(Aim): Scan the following material for the string "Guidance" and copy each line in which it appears.

(Structured figure records)
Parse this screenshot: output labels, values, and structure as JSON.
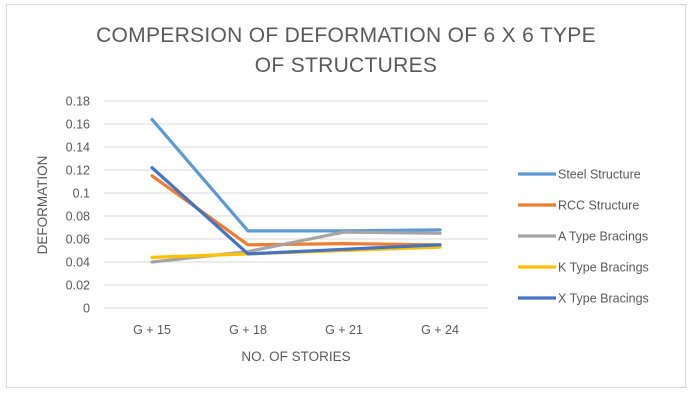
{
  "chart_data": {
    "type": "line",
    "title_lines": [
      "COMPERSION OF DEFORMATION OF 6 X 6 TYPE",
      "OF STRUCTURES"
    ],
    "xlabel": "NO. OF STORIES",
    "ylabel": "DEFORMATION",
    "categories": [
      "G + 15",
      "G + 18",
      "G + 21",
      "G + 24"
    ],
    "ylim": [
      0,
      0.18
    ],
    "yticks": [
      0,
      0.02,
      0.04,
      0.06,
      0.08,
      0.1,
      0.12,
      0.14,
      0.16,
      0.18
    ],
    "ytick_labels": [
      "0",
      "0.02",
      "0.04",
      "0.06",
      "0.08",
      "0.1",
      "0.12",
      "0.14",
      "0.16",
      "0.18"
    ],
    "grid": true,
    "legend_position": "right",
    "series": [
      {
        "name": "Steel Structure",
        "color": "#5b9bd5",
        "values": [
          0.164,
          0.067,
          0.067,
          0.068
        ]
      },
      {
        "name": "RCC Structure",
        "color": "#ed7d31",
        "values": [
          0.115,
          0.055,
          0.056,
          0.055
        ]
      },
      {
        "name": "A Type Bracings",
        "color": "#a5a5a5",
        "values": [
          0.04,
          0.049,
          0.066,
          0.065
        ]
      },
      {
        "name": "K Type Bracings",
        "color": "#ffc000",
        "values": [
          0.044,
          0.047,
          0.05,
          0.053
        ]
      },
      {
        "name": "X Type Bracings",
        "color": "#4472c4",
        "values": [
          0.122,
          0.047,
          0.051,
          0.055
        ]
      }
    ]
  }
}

...

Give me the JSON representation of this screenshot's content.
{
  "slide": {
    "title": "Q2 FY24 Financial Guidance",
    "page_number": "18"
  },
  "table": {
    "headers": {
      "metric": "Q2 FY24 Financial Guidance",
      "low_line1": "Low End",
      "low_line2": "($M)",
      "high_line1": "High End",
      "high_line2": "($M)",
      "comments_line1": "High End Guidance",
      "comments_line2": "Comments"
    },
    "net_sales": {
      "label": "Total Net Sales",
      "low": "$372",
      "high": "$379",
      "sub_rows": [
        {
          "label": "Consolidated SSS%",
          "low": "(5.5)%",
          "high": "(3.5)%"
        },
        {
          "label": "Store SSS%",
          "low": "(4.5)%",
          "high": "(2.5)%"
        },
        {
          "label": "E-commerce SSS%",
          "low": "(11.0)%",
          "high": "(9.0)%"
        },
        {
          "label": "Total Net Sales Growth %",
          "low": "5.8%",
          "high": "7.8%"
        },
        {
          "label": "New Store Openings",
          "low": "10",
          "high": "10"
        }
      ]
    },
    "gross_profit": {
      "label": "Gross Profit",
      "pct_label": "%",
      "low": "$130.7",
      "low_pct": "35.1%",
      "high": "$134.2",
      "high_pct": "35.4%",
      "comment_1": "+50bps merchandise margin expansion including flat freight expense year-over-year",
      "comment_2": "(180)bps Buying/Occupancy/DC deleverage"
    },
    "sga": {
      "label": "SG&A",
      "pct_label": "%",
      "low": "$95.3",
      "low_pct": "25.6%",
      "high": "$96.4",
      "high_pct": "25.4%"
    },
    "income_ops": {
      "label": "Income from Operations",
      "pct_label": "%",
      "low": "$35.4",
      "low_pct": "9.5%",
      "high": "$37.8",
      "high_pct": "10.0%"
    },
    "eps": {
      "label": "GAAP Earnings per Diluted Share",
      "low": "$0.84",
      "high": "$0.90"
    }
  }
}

--

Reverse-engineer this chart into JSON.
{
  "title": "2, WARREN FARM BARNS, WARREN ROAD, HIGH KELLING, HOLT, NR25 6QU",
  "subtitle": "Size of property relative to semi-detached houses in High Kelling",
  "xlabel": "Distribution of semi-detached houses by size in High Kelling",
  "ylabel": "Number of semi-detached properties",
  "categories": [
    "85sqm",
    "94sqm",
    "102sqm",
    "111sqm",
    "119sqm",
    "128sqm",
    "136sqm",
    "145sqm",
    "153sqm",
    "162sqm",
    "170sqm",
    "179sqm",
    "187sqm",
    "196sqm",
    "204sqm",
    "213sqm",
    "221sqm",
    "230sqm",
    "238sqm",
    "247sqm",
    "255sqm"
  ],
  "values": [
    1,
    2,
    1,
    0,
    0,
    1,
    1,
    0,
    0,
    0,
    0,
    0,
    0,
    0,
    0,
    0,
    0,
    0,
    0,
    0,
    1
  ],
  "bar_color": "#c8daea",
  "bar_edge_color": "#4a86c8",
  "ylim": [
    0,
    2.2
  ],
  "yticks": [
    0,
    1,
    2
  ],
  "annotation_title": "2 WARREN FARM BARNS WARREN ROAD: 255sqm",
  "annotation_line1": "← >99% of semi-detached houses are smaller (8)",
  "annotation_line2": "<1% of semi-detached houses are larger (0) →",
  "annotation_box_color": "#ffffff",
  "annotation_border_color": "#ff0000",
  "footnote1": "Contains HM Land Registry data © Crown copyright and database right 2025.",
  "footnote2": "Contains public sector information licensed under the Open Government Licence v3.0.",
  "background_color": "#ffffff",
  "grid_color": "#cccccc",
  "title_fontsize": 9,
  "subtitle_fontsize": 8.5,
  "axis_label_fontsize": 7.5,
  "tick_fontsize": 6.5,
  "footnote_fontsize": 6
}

(Written solution):
    "title": "Q2 FY24 Financial Guidance",
      "metric": "Q2 FY24 Financial Guidance",
      "comments_line1": "High End Guidance",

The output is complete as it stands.